- _Quoted passage_:
Jump to content

Recommended Posts

Posted

Trip: Johannesburg Mountain - NE Buttress

 

Date: 10/7/2012

 

Trip Report:

 

Everyone has a special place they’re particularly fond of, one that they return to time and time again. One such place for me is Johannesburg Mountain. For some reason, despite the hazards, I keep returning to this majestic and rugged place to bask in its beauty, and revel in the sights and sounds of a quintessential North Cascades alpine environment. For the North Cascades enthusiast, Johannesburg is a smorgasbord of rugged terrain, scenic beauty, and alpine challenge that has few rivals.

 

With the forecast this October weekend of 60 degree temperatures at pass level, there was no question a trip to the N Cascades was in order. It didn’t take long for me to persuade Daniel to join me on a climb of Johannesburg’s NE Rib, a climb I had done twice before. I talked it up to him on a ski trip up Mt Torment (directly across the valley) a couple of years ago, and he had wanted to climb it ever since.

 

Departing Seattle at 4AM, we wanted to time it so we got to the Cascade Pass parking lot just as the sun was rising. We were leaving the parking lot at 7AM, just before sunrise. Unique to North Cascades peaks that can be considered rugged, the approach to Johannesburg takes all of 25 minutes. Descend from the parking lot, cross the mouth of the Cascade River, and ascend a talus slope to the base of the C-J Couloir. The snow was rock-solid and we were glad to have aggressive steel crampons, especially for the exposed upper portion of the arête. Upon transitioning to rock, the moat was enormous. After a bit of searching, we found the most reasonable spot to get onto the rock which involved downclimbing a 20 ft vertical step.

 

The NE Rib consists of ~2500’ of steep to vertical bushwhacking, followed by 1200’ of steep rock, then a final 1000’ of steep glacier to the summit involving a knife-edge snow arête with nearly 5000’ of exposure. The challenge on the lower portion of the route is to find a thread that involves minimal bushwhacking, because the potential for epic bushwhacking is real. There is sort of a path (if you can call it one) where it is obvious people have been there, but staying on it is not easy. Daniel and I managed to find the path of least resistance, and we both enjoyed swinging from branch to branch and making relatively quick progress up the lower portion of the NE Buttress. Soon, steep bushwhacking leads to steep heather and eventually rock as you break out above tree line. We paused frequently to enjoy the views.. the vivid colors of October in the N Cascades were everywhere around us, and to be able to witness them amid comfortable 60 degree temperatures was a real treat.

(Spatial layout records)
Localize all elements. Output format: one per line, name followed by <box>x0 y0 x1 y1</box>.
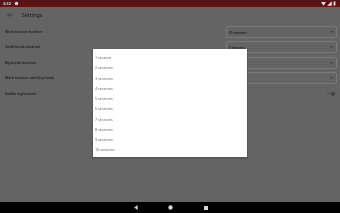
staticText: 9 sessions <box>95 137 113 142</box>
staticText: Small break duration <box>5 44 41 49</box>
button[interactable]: 10 sessions <box>93 144 247 154</box>
staticText: Settings <box>22 11 43 18</box>
button[interactable]: Back <box>3 8 16 21</box>
staticText: 5 minutes <box>229 45 245 49</box>
staticText: 3:32 <box>3 1 11 6</box>
button[interactable]: Recents <box>188 202 223 213</box>
staticText: 25 minutes <box>229 30 247 34</box>
staticText: Enable night mode <box>5 91 37 96</box>
button[interactable]: 5 sessions <box>93 93 247 103</box>
staticText: 6 sessions <box>95 106 113 111</box>
staticText: Work session duration <box>5 29 43 34</box>
button[interactable]: 1 session <box>93 52 247 62</box>
staticText: 5 sessions <box>95 96 113 101</box>
staticText: Work sessions until big break <box>5 75 55 80</box>
button[interactable]: 9 sessions <box>93 134 247 144</box>
button[interactable]: Enable night mode <box>0 86 340 101</box>
button[interactable]: Work session duration <box>0 24 340 39</box>
staticText: 2 sessions <box>95 65 113 70</box>
staticText: Big break duration <box>5 60 37 65</box>
button[interactable]: 8 sessions <box>93 124 247 134</box>
staticText: 3 sessions <box>95 76 113 81</box>
button[interactable]: 3 sessions <box>93 73 247 83</box>
staticText: 4 sessions <box>95 86 113 91</box>
button[interactable]: 1 session <box>93 49 247 157</box>
button[interactable]: Home <box>153 202 188 213</box>
button[interactable]: Work sessions until big break <box>0 70 340 85</box>
button[interactable]: Small break duration <box>0 39 340 54</box>
button[interactable]: Big break duration <box>0 55 340 70</box>
button[interactable]: Back <box>118 202 153 213</box>
button[interactable]: 7 sessions <box>93 114 247 124</box>
button[interactable]: 4 sessions <box>93 83 247 93</box>
staticText: 7 sessions <box>95 117 113 122</box>
staticText: 10 sessions <box>95 147 115 152</box>
button[interactable]: 6 sessions <box>93 103 247 113</box>
button[interactable]: 2 sessions <box>93 62 247 72</box>
staticText: 1 session <box>95 55 111 60</box>
staticText: 8 sessions <box>95 127 113 132</box>
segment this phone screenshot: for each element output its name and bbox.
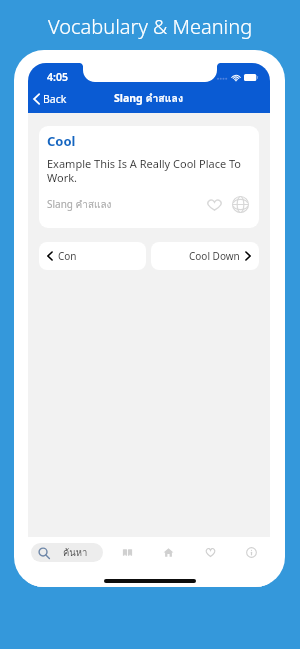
- button[interactable]: ค้นหา: [31, 543, 103, 562]
- staticText: Vocabulary & Meaning: [48, 13, 253, 40]
- staticText: Slang คำสแลง: [47, 197, 112, 213]
- staticText: Example This Is A Really Cool Place To W…: [47, 156, 250, 185]
- staticText: Cool: [47, 132, 76, 150]
- staticText: 4:05: [47, 70, 68, 84]
- button[interactable]: Home: [158, 542, 179, 563]
- button[interactable]: Favourite: [205, 198, 224, 212]
- button[interactable]: Translate: [231, 196, 250, 213]
- staticText: Back: [43, 92, 67, 106]
- button[interactable]: About: [241, 542, 262, 563]
- staticText: ค้นหา: [63, 545, 88, 560]
- staticText: Cool Down: [189, 249, 240, 263]
- staticText: Con: [58, 249, 77, 263]
- button[interactable]: Cool: [39, 126, 259, 228]
- staticText: Slang คำสแลง: [114, 90, 184, 107]
- button[interactable]: Back: [28, 87, 75, 111]
- button[interactable]: Favourites: [200, 542, 221, 563]
- button[interactable]: Cool Down: [151, 242, 259, 270]
- button[interactable]: Con: [39, 242, 146, 270]
- button[interactable]: Dictionary: [117, 542, 138, 563]
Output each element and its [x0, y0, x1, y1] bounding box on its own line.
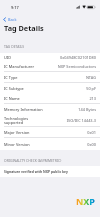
- staticText: 9:17: [11, 5, 19, 10]
- staticText: 144 Bytes: [45, 107, 96, 112]
- staticText: NTAG: [20, 75, 96, 80]
- staticText: Tag Details: [4, 23, 44, 33]
- button[interactable]: Minor Version: [0, 138, 100, 150]
- button[interactable]: UID: [0, 53, 100, 62]
- staticText: 50 pF: [26, 86, 96, 91]
- button[interactable]: IC Name: [0, 93, 100, 104]
- button[interactable]: Technologies supported: [0, 114, 100, 127]
- staticText: IC Name: [4, 96, 20, 101]
- staticText: IC Type: [4, 75, 18, 80]
- button[interactable]: Back: [2, 14, 18, 24]
- staticText: Signature verified with NXP public key: [4, 169, 68, 174]
- button[interactable]: IC Subtype: [0, 83, 100, 94]
- staticText: Back: [8, 17, 17, 22]
- staticText: IC Subtype: [4, 86, 24, 91]
- button[interactable]: Signature verified with NXP public key: [0, 166, 100, 177]
- staticText: Memory Information: [4, 107, 43, 112]
- staticText: TAG DETAILS: [4, 44, 25, 49]
- staticText: 213: [22, 96, 96, 101]
- staticText: 0x01: [32, 130, 96, 135]
- staticText: UID: [4, 55, 12, 60]
- button[interactable]: IC Type: [0, 72, 100, 83]
- staticText: NXP Semiconductors: [37, 64, 96, 69]
- staticText: NXP: [76, 195, 95, 207]
- staticText: ISO/IEC 14443-3: [31, 118, 96, 123]
- staticText: ORIGINALITY CHECK (ASYMMETRIC): [4, 158, 62, 163]
- button[interactable]: IC Manufacturer: [0, 61, 100, 72]
- staticText: Minor Version: [4, 142, 30, 147]
- staticText: Technologies supported: [4, 116, 29, 126]
- staticText: IC Manufacturer: [4, 64, 35, 69]
- button[interactable]: Major Version: [0, 127, 100, 138]
- staticText: 0x04948C02101D80: [14, 55, 96, 60]
- button[interactable]: Memory Information: [0, 104, 100, 115]
- staticText: Major Version: [4, 130, 30, 135]
- staticText: 0x00: [32, 142, 96, 147]
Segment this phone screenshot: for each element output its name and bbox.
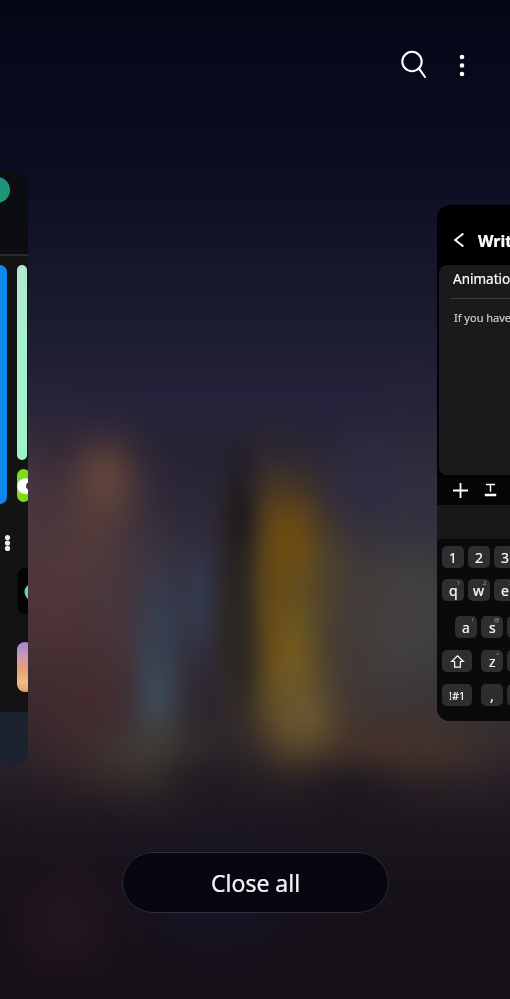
- button[interactable]: [507, 684, 510, 706]
- button[interactable]: More options: [438, 38, 486, 86]
- button[interactable]: 3: [494, 546, 510, 568]
- staticText: 1: [449, 548, 458, 567]
- button[interactable]: [442, 650, 472, 672]
- staticText: 1: [457, 579, 461, 587]
- button[interactable]: 1: [442, 546, 464, 568]
- button[interactable]: Text format: [477, 477, 503, 503]
- button[interactable]: ,: [481, 684, 503, 706]
- staticText: e: [501, 581, 509, 600]
- staticText: !#1: [449, 688, 466, 703]
- staticText: @: [494, 616, 500, 624]
- button[interactable]: Close all: [122, 852, 389, 913]
- button[interactable]: Search: [388, 38, 436, 86]
- button[interactable]: 2: [468, 546, 490, 568]
- staticText: ^: [496, 650, 500, 658]
- button[interactable]: d: [507, 616, 510, 638]
- button[interactable]: x: [507, 650, 510, 672]
- staticText: 2: [483, 579, 487, 587]
- button[interactable]: s: [481, 616, 503, 638]
- staticText: 3: [509, 579, 510, 587]
- button[interactable]: a: [455, 616, 477, 638]
- button[interactable]: e: [494, 579, 510, 601]
- staticText: q: [449, 581, 458, 600]
- staticText: Close all: [211, 867, 301, 898]
- button[interactable]: Add: [447, 477, 473, 503]
- button[interactable]: [0, 171, 28, 766]
- staticText: w: [473, 581, 485, 600]
- staticText: !: [472, 616, 474, 624]
- staticText: z: [489, 652, 496, 671]
- button[interactable]: !#1: [442, 684, 472, 706]
- button[interactable]: Writer: [437, 205, 510, 721]
- button[interactable]: w: [468, 579, 490, 601]
- staticText: s: [489, 618, 496, 637]
- staticText: If you have: [454, 310, 510, 325]
- staticText: 3: [501, 548, 510, 567]
- staticText: 2: [475, 548, 484, 567]
- staticText: Writer: [478, 230, 510, 252]
- button[interactable]: z: [481, 650, 503, 672]
- staticText: a: [462, 618, 470, 637]
- button[interactable]: q: [442, 579, 464, 601]
- staticText: Animation: [453, 270, 510, 288]
- staticText: ,: [490, 686, 494, 705]
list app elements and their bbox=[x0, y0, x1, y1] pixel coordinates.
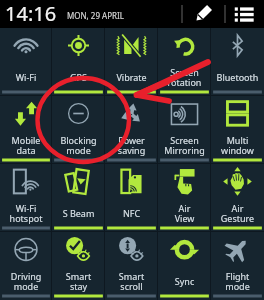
staticText: Smart stay bbox=[52, 270, 105, 293]
staticText: Driving mode bbox=[0, 270, 52, 293]
staticText: Flight mode bbox=[211, 270, 264, 293]
staticText: Blocking mode bbox=[52, 134, 105, 157]
button[interactable]: Blocking mode bbox=[52, 96, 105, 164]
button[interactable]: Air Gesture bbox=[211, 164, 264, 232]
button[interactable]: Bluetooth bbox=[211, 28, 264, 96]
button[interactable]: Driving mode bbox=[0, 232, 52, 300]
button[interactable]: Smart stay bbox=[52, 232, 105, 300]
staticText: Screen rotation bbox=[158, 66, 211, 89]
button[interactable]: Multi window bbox=[211, 96, 264, 164]
button[interactable]: NFC bbox=[105, 164, 158, 232]
staticText: Screen Mirroring bbox=[158, 134, 211, 157]
staticText: Sync bbox=[158, 275, 211, 287]
button[interactable]: Screen Mirroring bbox=[158, 96, 211, 164]
button[interactable]: S Beam bbox=[52, 164, 105, 232]
button[interactable]: Sync bbox=[158, 232, 211, 300]
staticText: MON, 29 APRIL bbox=[67, 10, 124, 21]
staticText: NFC bbox=[105, 207, 158, 219]
staticText: Wi-Fi hotspot bbox=[0, 202, 52, 225]
button[interactable]: Flight mode bbox=[211, 232, 264, 300]
button[interactable]: Mobile data bbox=[0, 96, 52, 164]
staticText: GPS bbox=[52, 71, 105, 83]
staticText: Wi-Fi bbox=[0, 71, 52, 83]
button[interactable]: Edit quick settings bbox=[192, 3, 214, 25]
staticText: Bluetooth bbox=[211, 71, 264, 83]
button[interactable]: Wi-Fi hotspot bbox=[0, 164, 52, 232]
staticText: Air Gesture bbox=[211, 202, 264, 225]
staticText: Air View bbox=[158, 202, 211, 225]
button[interactable]: Vibrate bbox=[105, 28, 158, 96]
button[interactable]: Notifications list bbox=[233, 3, 255, 25]
staticText: 14:16 bbox=[5, 0, 57, 27]
staticText: S Beam bbox=[52, 207, 105, 219]
staticText: Vibrate bbox=[105, 71, 158, 83]
staticText: Smart scroll bbox=[105, 270, 158, 293]
staticText: Power saving bbox=[105, 134, 158, 157]
staticText: Multi window bbox=[211, 134, 264, 157]
button[interactable]: Wi-Fi bbox=[0, 28, 52, 96]
button[interactable]: Power saving bbox=[105, 96, 158, 164]
button[interactable]: Air View bbox=[158, 164, 211, 232]
staticText: Mobile data bbox=[0, 134, 52, 157]
button[interactable]: Screen rotation bbox=[158, 28, 211, 96]
button[interactable]: GPS bbox=[52, 28, 105, 96]
button[interactable]: Smart scroll bbox=[105, 232, 158, 300]
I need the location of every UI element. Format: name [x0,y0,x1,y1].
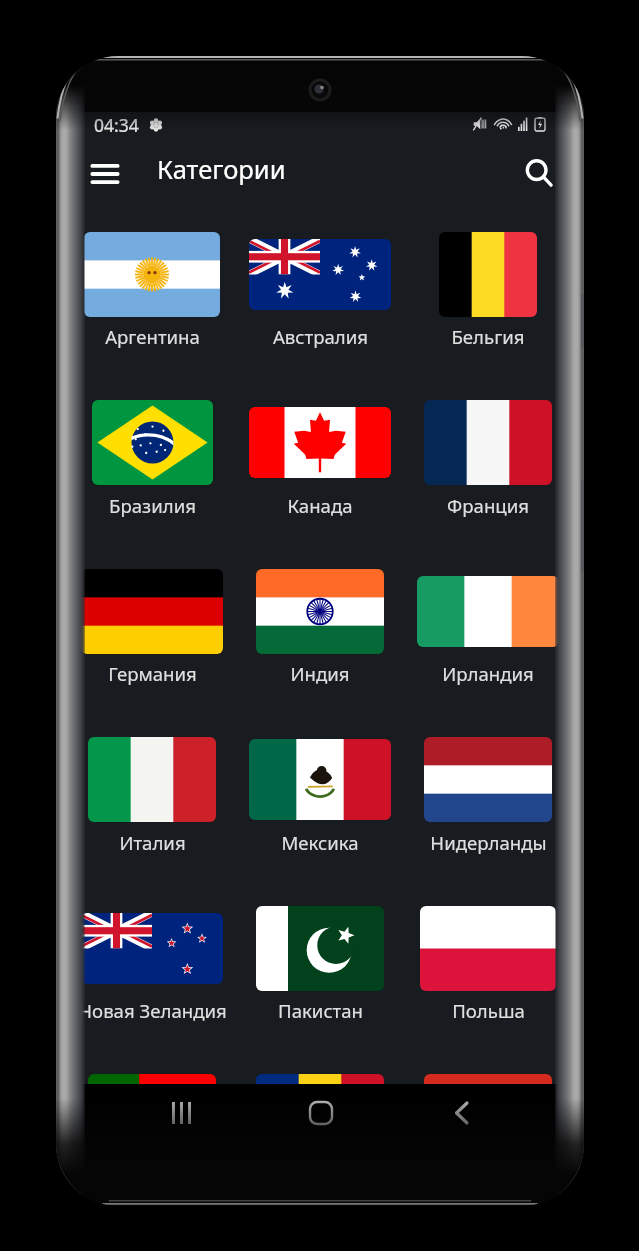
staticText: Бразилия [109,493,196,518]
staticText: Аргентина [105,324,200,349]
staticText: Бельгия [451,324,525,349]
button[interactable]: Back [433,1085,489,1141]
staticText: Новая Зеландия [81,998,227,1023]
button[interactable] [249,400,391,568]
button[interactable] [249,906,391,1074]
staticText: Пакистан [278,998,363,1023]
staticText: Мексика [281,830,359,855]
staticText: Нидерланды [430,830,547,855]
staticText: Канада [287,493,353,518]
button[interactable]: Home [293,1085,349,1141]
button[interactable] [417,906,559,1074]
button[interactable] [81,400,223,568]
staticText: Франция [447,493,529,518]
button[interactable] [249,569,391,737]
button[interactable] [417,737,559,905]
button[interactable] [81,1074,223,1084]
staticText: Польша [452,998,525,1023]
staticText: Австралия [273,324,368,349]
button[interactable] [249,1074,391,1084]
staticText: Германия [108,661,197,686]
button[interactable]: Open navigation menu [81,150,129,198]
button[interactable]: Search [515,149,559,197]
button[interactable] [81,906,223,1074]
button[interactable] [417,232,559,400]
staticText: 04:34 [94,113,139,137]
button[interactable] [249,737,391,905]
staticText: Категории [157,152,286,187]
button[interactable] [417,569,559,737]
button[interactable] [81,737,223,905]
staticText: Ирландия [442,661,534,686]
button[interactable] [81,232,223,400]
button[interactable] [417,400,559,568]
staticText: Италия [119,830,186,855]
button[interactable] [81,569,223,737]
button[interactable] [417,1074,559,1084]
button[interactable]: Recent apps [153,1085,209,1141]
staticText: Индия [290,661,350,686]
button[interactable] [249,232,391,400]
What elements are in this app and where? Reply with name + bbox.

- _Aim 1_:
Please quote the Johannesburg Mountain trip report word for word, covering the stretch from "Everyone has a" through "has few rivals.".
- _Aim 2_:
Write what comes next in the Johannesburg Mountain trip report, starting after its final sentence.

- _Task answer 1_:
Everyone has a special place they’re particularly fond of, one that they return to time and time again. One such place for me is Johannesburg Mountain. For some reason, despite the hazards, I keep returning to this majestic and rugged place to bask in its beauty, and revel in the sights and sounds of a quintessential North Cascades alpine environment. For the North Cascades enthusiast, Johannesburg is a smorgasbord of rugged terrain, scenic beauty, and alpine challenge that has few rivals.

- _Task answer 2_:
 

Finally we reached the steep rock headwall just below the bivy spot. The first time I climbed the NE Buttress with Steph, we found a route through the upper headwall that required only low 5th class. The second time I climbed it with Wayne and Sergio, we ran into 5.8 rock. This time, Daniel and I found ourselves in the exact same spot Wayne, Sergio, and I wound up.. staring up at ~100’ pitch of loose 5.8. Daniel drew the short straw, and led the pitch. There were some tenuous moments when Daniel got to a particularly loose section. Holds that he needed to use were barely glued into the mountain with dirt and gravel. I reminded him that I was right below him, so he was very careful not to release any rocks. He did a great job, and we were both happy with how things had gone up to this point.

 

We reached the bivy site 10 minutes later, and set up for the night. There was no running water, so we chopped away at the icy snow with our ice axes and collected a garbage bag full of ice chunks to melt for water. We both shared a pint of whisky, and watched the sun set over Eldorado Peak and Boston Basin. I took time to reflect on a memorable climbing season, and knew this would be the last climb of the “Summer” season.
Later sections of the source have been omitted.